## Source passage
BEGIN

I met someone who have not seen for a while and I said to her wow you look amazing. She told me about how she had lost weight and ditched husband. Constantly moaning about this and that. Food. Going out. Alot of it rang true.

I don't want to split but no way is this going to be my life.

OP posts:
timeisnotaline · 13/08/2017 19:11

My husband is only going on holidays he organises this year. Fortunately it was his friend's wedding and his parents visiting, and also he sounds nowhere near in your husbands league of shit. I couldn't live with it though.

Penfold007 · 13/08/2017 19:31

And I completely get that but this man isn't ever going to step up and be proactive. You need to do what you want and if that means leaving him behind so be it.

andbabymakesthree · 14/08/2017 16:51

Gosh I'm not leaving upgrading three children without trying to change things. I've been quite direct last few days with him and I've dusted off wifework

OP posts:
OlennasWimple · 14/08/2017 16:59

I hear you...

DD told me at the weekend that she isn't ever going to get married because she doesn't want to be stuck doing all the laundry, cooking and cleaning like I have to do... Out of the mouths of babes.... Sad

andbabymakesthree · 16/08/2017 16:08

Anymore pearlso of wisdom. I'm ready to leave now. Just nowhere to go.

END

## Supplied information
BEGIN

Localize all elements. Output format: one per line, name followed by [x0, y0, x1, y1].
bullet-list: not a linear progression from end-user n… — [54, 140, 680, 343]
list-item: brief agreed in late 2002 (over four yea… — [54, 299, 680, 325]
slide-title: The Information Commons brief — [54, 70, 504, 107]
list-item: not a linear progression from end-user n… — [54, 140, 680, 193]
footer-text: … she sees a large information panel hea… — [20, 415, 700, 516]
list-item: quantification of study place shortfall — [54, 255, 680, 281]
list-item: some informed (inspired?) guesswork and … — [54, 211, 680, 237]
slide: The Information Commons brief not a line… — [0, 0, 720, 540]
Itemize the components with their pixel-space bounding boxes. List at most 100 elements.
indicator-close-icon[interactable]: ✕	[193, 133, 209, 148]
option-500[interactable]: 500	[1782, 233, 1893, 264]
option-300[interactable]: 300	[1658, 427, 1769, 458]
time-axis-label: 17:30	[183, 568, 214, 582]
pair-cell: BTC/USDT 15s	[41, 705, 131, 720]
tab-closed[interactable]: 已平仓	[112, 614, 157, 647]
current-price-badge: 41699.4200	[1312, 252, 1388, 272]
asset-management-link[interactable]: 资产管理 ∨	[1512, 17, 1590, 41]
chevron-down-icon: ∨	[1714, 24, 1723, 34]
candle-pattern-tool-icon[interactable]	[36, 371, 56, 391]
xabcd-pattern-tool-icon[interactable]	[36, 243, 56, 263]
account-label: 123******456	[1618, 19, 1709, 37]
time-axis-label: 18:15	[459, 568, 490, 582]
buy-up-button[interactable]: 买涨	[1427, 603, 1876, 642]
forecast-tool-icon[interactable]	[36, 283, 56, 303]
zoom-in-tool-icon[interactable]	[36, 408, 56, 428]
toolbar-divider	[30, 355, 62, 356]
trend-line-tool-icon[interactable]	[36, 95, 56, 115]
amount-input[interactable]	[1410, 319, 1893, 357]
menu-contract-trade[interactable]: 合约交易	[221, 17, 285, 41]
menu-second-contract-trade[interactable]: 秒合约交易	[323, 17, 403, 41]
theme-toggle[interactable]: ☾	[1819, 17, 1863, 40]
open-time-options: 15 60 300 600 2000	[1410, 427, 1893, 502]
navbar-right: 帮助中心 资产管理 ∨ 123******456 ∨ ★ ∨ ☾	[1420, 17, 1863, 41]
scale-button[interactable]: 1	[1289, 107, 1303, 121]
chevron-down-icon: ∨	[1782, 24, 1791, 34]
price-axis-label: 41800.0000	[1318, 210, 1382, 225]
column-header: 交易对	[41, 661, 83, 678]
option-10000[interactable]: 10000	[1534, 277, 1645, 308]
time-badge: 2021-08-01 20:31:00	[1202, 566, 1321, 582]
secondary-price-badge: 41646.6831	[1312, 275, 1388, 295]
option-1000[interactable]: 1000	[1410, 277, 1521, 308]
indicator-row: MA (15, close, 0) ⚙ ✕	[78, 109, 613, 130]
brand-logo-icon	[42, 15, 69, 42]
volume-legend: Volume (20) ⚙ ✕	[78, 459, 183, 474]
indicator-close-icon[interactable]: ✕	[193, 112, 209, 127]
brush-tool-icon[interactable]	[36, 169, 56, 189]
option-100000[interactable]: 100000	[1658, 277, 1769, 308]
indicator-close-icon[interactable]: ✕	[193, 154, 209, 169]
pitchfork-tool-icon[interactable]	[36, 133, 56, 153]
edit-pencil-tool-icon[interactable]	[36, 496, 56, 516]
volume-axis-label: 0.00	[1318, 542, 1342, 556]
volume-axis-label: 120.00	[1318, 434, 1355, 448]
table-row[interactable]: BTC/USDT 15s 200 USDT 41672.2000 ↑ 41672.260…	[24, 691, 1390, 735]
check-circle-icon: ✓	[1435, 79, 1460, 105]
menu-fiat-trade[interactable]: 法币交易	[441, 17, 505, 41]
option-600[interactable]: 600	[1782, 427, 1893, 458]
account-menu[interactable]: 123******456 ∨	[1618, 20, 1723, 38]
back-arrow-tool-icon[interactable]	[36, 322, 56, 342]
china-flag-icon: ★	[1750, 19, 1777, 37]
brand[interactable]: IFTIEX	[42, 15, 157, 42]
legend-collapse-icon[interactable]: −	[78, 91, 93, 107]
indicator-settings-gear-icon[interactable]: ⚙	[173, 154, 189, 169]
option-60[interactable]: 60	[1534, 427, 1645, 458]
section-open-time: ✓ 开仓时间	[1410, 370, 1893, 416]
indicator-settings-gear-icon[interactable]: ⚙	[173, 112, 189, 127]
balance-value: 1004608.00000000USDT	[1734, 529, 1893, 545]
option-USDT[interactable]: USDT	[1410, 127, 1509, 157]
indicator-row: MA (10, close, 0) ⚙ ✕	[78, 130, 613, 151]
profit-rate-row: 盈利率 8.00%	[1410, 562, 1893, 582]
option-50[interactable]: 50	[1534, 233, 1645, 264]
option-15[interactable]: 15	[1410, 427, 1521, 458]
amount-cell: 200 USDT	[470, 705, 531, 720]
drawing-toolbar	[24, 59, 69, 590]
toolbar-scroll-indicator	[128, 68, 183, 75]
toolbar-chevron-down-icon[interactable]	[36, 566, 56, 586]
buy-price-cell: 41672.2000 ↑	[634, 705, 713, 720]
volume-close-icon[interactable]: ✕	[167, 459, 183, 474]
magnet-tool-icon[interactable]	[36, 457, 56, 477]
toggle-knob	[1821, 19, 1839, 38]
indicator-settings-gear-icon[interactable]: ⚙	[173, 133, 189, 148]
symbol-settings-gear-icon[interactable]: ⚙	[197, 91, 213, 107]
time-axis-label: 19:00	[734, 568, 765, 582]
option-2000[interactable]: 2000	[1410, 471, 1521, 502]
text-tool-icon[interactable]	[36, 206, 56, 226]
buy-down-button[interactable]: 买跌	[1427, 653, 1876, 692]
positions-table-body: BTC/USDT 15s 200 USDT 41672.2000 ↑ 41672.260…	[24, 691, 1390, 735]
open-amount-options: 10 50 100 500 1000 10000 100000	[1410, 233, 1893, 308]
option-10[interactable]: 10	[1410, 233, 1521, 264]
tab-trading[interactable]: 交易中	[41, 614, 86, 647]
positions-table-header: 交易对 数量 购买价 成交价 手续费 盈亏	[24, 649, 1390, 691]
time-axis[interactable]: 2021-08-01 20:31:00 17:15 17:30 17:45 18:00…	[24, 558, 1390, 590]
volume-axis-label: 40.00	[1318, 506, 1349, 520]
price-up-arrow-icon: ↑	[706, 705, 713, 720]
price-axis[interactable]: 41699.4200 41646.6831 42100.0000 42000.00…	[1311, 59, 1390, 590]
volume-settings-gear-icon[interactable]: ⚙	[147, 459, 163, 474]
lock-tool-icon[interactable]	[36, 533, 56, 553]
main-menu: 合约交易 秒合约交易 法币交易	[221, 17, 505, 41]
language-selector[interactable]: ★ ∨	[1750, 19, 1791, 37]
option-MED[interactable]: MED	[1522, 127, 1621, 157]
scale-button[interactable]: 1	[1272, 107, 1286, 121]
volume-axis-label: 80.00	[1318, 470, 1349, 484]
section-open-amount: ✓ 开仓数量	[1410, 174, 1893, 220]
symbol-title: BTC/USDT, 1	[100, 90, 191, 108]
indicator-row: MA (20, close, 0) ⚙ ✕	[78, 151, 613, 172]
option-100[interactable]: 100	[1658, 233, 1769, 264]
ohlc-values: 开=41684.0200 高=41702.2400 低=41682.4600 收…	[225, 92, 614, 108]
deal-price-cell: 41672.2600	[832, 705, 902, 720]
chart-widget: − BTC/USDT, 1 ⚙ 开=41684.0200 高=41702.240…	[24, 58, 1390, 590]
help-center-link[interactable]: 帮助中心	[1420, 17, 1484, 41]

END

## Directions
A – Summarize the forum thread in two sentences.
B – Answer these questions from the forum thread:
(i) Which poster writes that her husband is only going on holidays he organizes this year?
(ii) What does andbabymakesthree say they have dusted off?
(iii) According to OlennasWimple, what three chores does her daughter not want to be stuck doing?
C – Quote the forum thread starting with "My husband is" and going on through "behind so be it.".

## List of solutions
A – The original poster describes meeting an acquaintance who had lost weight and left a husband who was constantly moaning, says much of it rang true, and later says they are ready to leave but have nowhere to go. Replies note that one writer's husband is only going on holidays he organizes, that the poster's husband is never going to step up, and that one writer's daughter plans never to marry so she won't be stuck doing the laundry, cooking and cleaning.

B –
(i) timeisnotaline
(ii) Wifework
(iii) The laundry, cooking and cleaning

C –
My husband is only going on holidays he organises this year. Fortunately it was his friend's wedding and his parents visiting, and also he sounds nowhere near in your husbands league of shit. I couldn't live with it though.

Penfold007 · 13/08/2017 19:31

And I completely get that but this man isn't ever going to step up and be proactive. You need to do what you want and if that means leaving him behind so be it.